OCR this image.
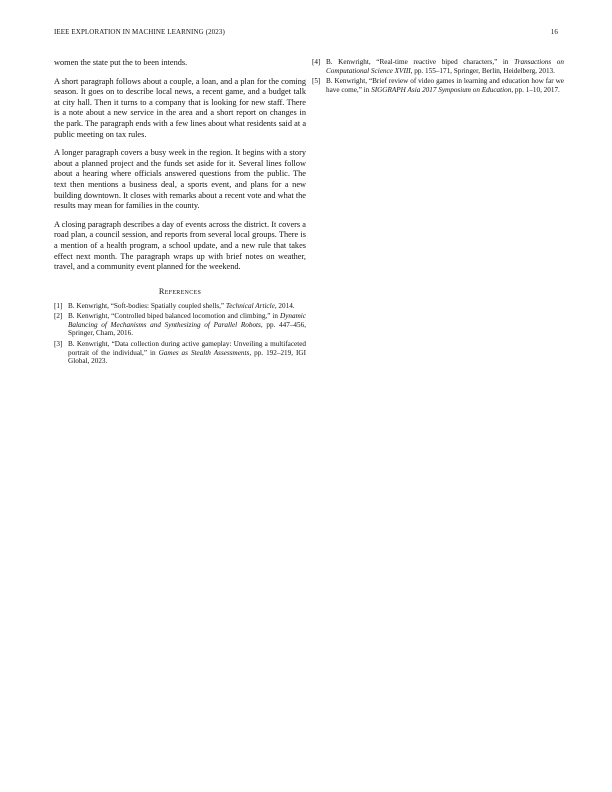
IEEE EXPLORATION IN MACHINE LEARNING (2023)	16

women the state put the to been intends.

A short paragraph follows about a couple, a loan, and a plan for the coming season. It goes on to describe local news, a recent game, and a budget talk at city hall. Then it turns to a company that is looking for new staff. There is a note about a new service in the area and a short report on changes in the park. The paragraph ends with a few lines about what residents said at a public meeting on tax rules.

A longer paragraph covers a busy week in the region. It begins with a story about a planned project and the funds set aside for it. Several lines follow about a hearing where officials answered questions from the public. The text then mentions a business deal, a sports event, and plans for a new building downtown. It closes with remarks about a recent vote and what the results may mean for families in the county.

A closing paragraph describes a day of events across the district. It covers a road plan, a council session, and reports from several local groups. There is a mention of a health program, a school update, and a new rule that takes effect next month. The paragraph wraps up with brief notes on weather, travel, and a community event planned for the weekend.

References
[1] B. Kenwright, “Soft-bodies: Spatially coupled shells,” Technical Article, 2014.
[2] B. Kenwright, “Controlled biped balanced locomotion and climbing,” in Dynamic Balancing of Mechanisms and Synthesizing of Parallel Robots, pp. 447–456, Springer, Cham, 2016.
[3] B. Kenwright, “Data collection during active gameplay: Unveiling a multifaceted portrait of the individual,” in Games as Stealth Assessments, pp. 192–219, IGI Global, 2023.
[4] B. Kenwright, “Real-time reactive biped characters,” in Transactions on Computational Science XVIII, pp. 155–171, Springer, Berlin, Heidelberg, 2013.
[5] B. Kenwright, “Brief review of video games in learning and education how far we have come,” in SIGGRAPH Asia 2017 Symposium on Education, pp. 1–10, 2017.
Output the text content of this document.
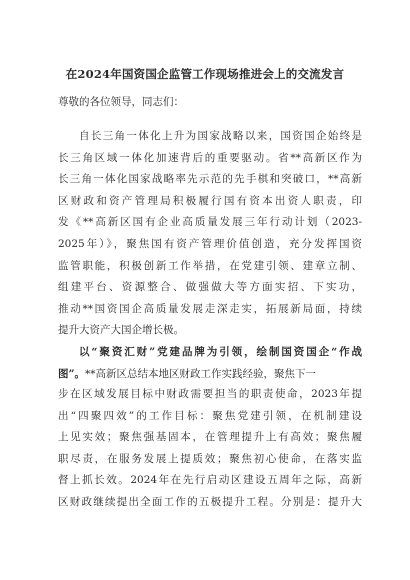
在2024年国资国企监管工作现场推进会上的交流发言
尊敬的各位领导，同志们：

自长三角一体化上升为国家战略以来，国资国企始终是

长三角区域一体化加速背后的重要驱动。省**高新区作为

长三角一体化国家战略率先示范的先手棋和突破口，**高新

区财政和资产管理局积极履行国有资本出资人职责，印

发《**高新区国有企业高质量发展三年行动计划（2023-

2025年）》，聚焦国有资产管理价值创造，充分发挥国资

监管职能，积极创新工作举措，在党建引领、建章立制、

组建平台、资源整合、做强做大等方面实招、下实功，

推动**国资国企高质量发展走深走实，拓展新局面，持续

提升大资产大国企增长极。

以“聚资汇财”党建品牌为引领，绘制国资国企“作战

图”。**高新区总结本地区财政工作实践经验，聚焦下一

步在区域发展目标中财政需要担当的职责使命，2023年提

出“四聚四效”的工作目标：聚焦党建引领，在机制建设

上见实效；聚焦强基固本，在管理提升上有高效；聚焦履

职尽责，在服务发展上提质效；聚焦初心使命，在落实监

督上抓长效。2024年在先行启动区建设五周年之际，高新

区财政继续提出全面工作的五极提升工程。分别是：提升大
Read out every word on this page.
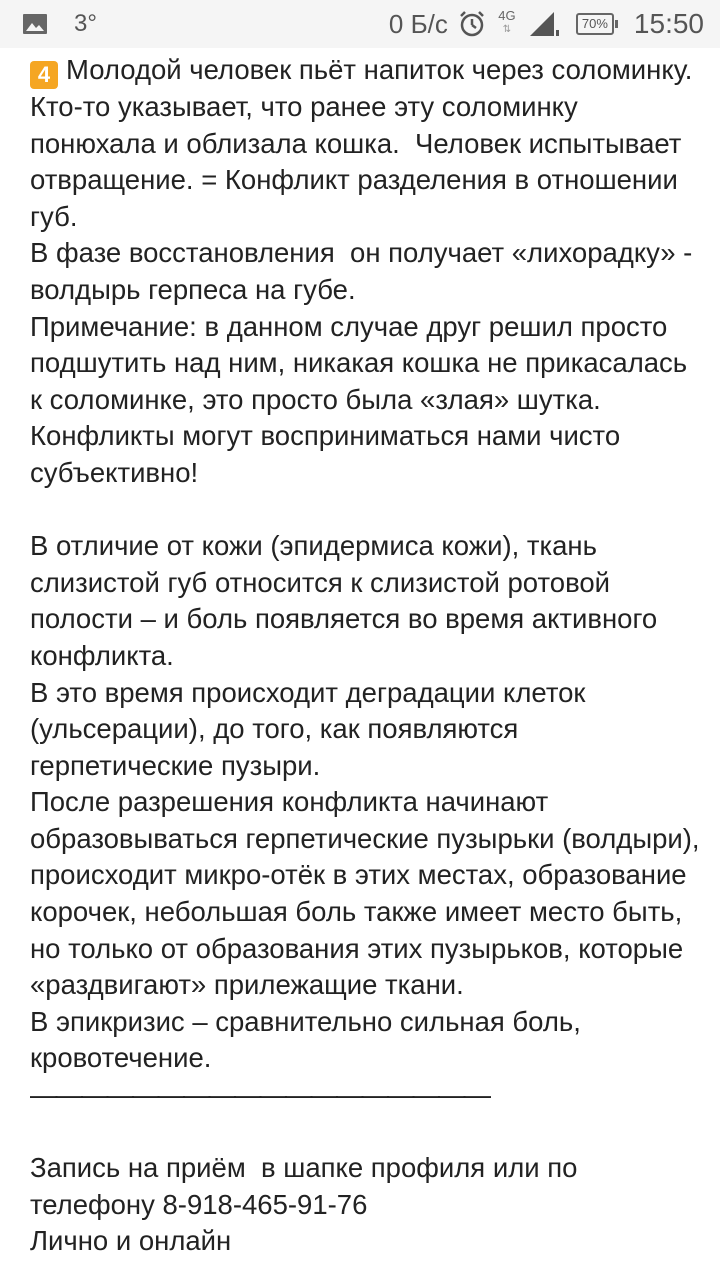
3°	0 Б/с	4G
⇅	70% 15:50

4 Молодой человек пьёт напиток через соломинку.

Кто-то указывает, что ранее эту соломинку понюхала и облизала кошка.  Человек испытывает отвращение. = Конфликт разделения в отношении губ.

В фазе восстановления  он получает «лихорадку» - волдырь герпеса на губе.

Примечание: в данном случае друг решил просто подшутить над ним, никакая кошка не прикасалась к соломинке, это просто была «злая» шутка. Конфликты могут восприниматься нами чисто субъективно!

В отличие от кожи (эпидермиса кожи), ткань слизистой губ относится к слизистой ротовой полости – и боль появляется во время активного конфликта.

В это время происходит деградации клеток (ульсерации), до того, как появляются герпетические пузыри.

После разрешения конфликта начинают образовываться герпетические пузырьки (волдыри), происходит микро-отёк в этих местах, образование корочек, небольшая боль также имеет место быть, но только от образования этих пузырьков, которые «раздвигают» прилежащие ткани.

В эпикризис – сравнительно сильная боль, кровотечение.

——————————————————

Запись на приём  в шапке профиля или по телефону 8-918-465-91-76

Лично и онлайн
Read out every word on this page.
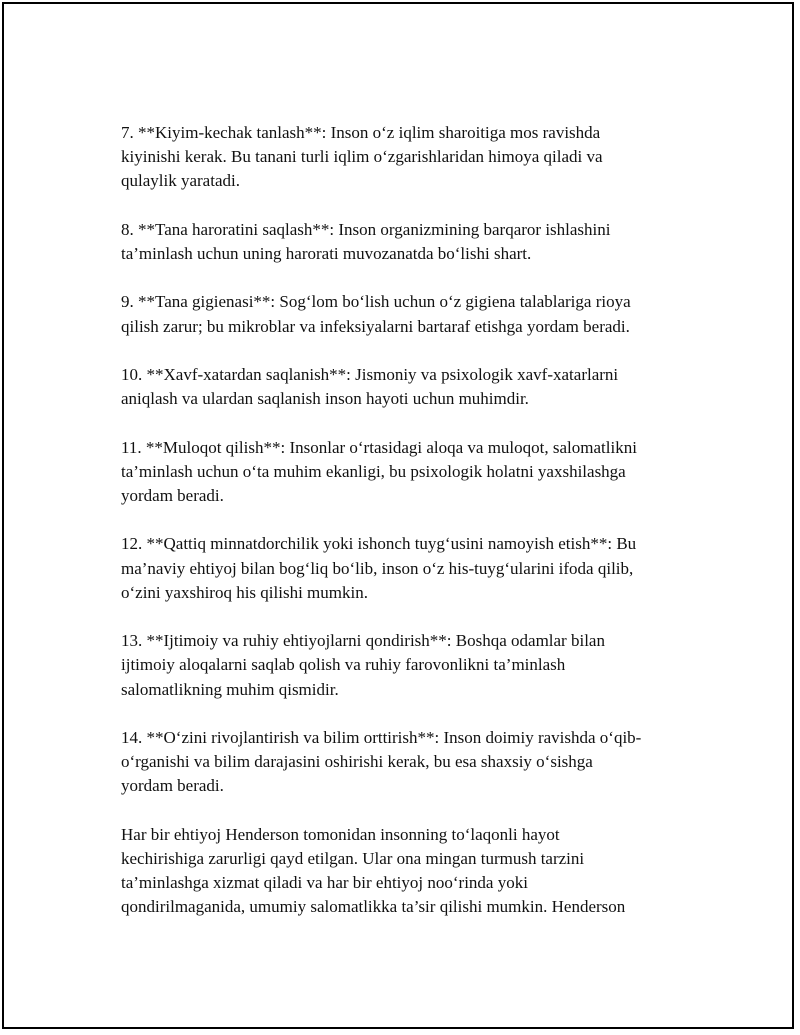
7. **Kiyim-kechak tanlash**: Inson o‘z iqlim sharoitiga mos ravishda
kiyinishi kerak. Bu tanani turli iqlim o‘zgarishlaridan himoya qiladi va
qulaylik yaratadi.

8. **Tana haroratini saqlash**: Inson organizmining barqaror ishlashini
ta’minlash uchun uning harorati muvozanatda bo‘lishi shart.

9. **Tana gigienasi**: Sog‘lom bo‘lish uchun o‘z gigiena talablariga rioya
qilish zarur; bu mikroblar va infeksiyalarni bartaraf etishga yordam beradi.

10. **Xavf-xatardan saqlanish**: Jismoniy va psixologik xavf-xatarlarni
aniqlash va ulardan saqlanish inson hayoti uchun muhimdir.

11. **Muloqot qilish**: Insonlar o‘rtasidagi aloqa va muloqot, salomatlikni
ta’minlash uchun o‘ta muhim ekanligi, bu psixologik holatni yaxshilashga
yordam beradi.

12. **Qattiq minnatdorchilik yoki ishonch tuyg‘usini namoyish etish**: Bu
ma’naviy ehtiyoj bilan bog‘liq bo‘lib, inson o‘z his-tuyg‘ularini ifoda qilib,
o‘zini yaxshiroq his qilishi mumkin.

13. **Ijtimoiy va ruhiy ehtiyojlarni qondirish**: Boshqa odamlar bilan
ijtimoiy aloqalarni saqlab qolish va ruhiy farovonlikni ta’minlash
salomatlikning muhim qismidir.

14. **O‘zini rivojlantirish va bilim orttirish**: Inson doimiy ravishda o‘qib-
o‘rganishi va bilim darajasini oshirishi kerak, bu esa shaxsiy o‘sishga
yordam beradi.

Har bir ehtiyoj Henderson tomonidan insonning to‘laqonli hayot
kechirishiga zarurligi qayd etilgan. Ular ona mingan turmush tarzini
ta’minlashga xizmat qiladi va har bir ehtiyoj noo‘rinda yoki
qondirilmaganida, umumiy salomatlikka ta’sir qilishi mumkin. Henderson
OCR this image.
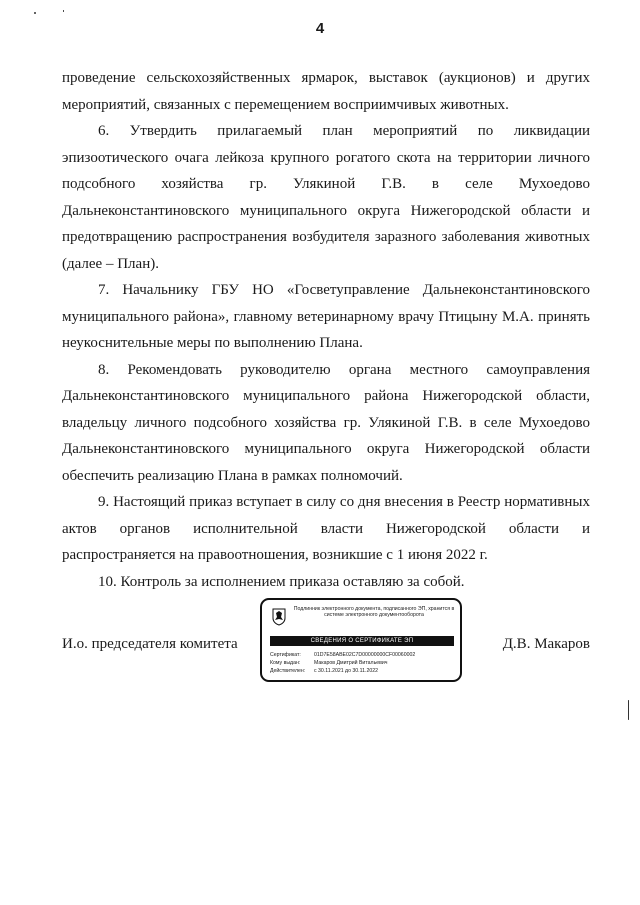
4

проведение сельскохозяйственных ярмарок, выставок (аукционов) и других мероприятий, связанных с перемещением восприимчивых животных.

6. Утвердить прилагаемый план мероприятий по ликвидации эпизоотического очага лейкоза крупного рогатого скота на территории личного подсобного хозяйства гр. Улякиной Г.В. в селе Мухоедово Дальнеконстантиновского муниципального округа Нижегородской области и предотвращению распространения возбудителя заразного заболевания животных (далее – План).

7. Начальнику ГБУ НО «Госветуправление Дальнеконстантиновского муниципального района», главному ветеринарному врачу Птицыну М.А. принять неукоснительные меры по выполнению Плана.

8. Рекомендовать руководителю органа местного самоуправления Дальнеконстантиновского муниципального района Нижегородской области, владельцу личного подсобного хозяйства гр. Улякиной Г.В. в селе Мухоедово Дальнеконстантиновского муниципального округа Нижегородской области обеспечить реализацию Плана в рамках полномочий.

9. Настоящий приказ вступает в силу со дня внесения в Реестр нормативных актов органов исполнительной власти Нижегородской области и распространяется на правоотношения, возникшие с 1 июня 2022 г.

10. Контроль за исполнением приказа оставляю за собой.

И.о. председателя комитета
Подлинник электронного документа, подписанного ЭП, хранится в системе электронного документооборота
СВЕДЕНИЯ О СЕРТИФИКАТЕ ЭП
Сертификат:	01D7E58ABE02C7D00000000CF00060002
Кому выдан:	Макаров Дмитрий Витальевич
Действителен: с 30.11.2021 до 30.11.2022
Д.В. Макаров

§ §

# Task details
Report how many lines of the data contain the word "соломинку", using the number alone.

# The solution
2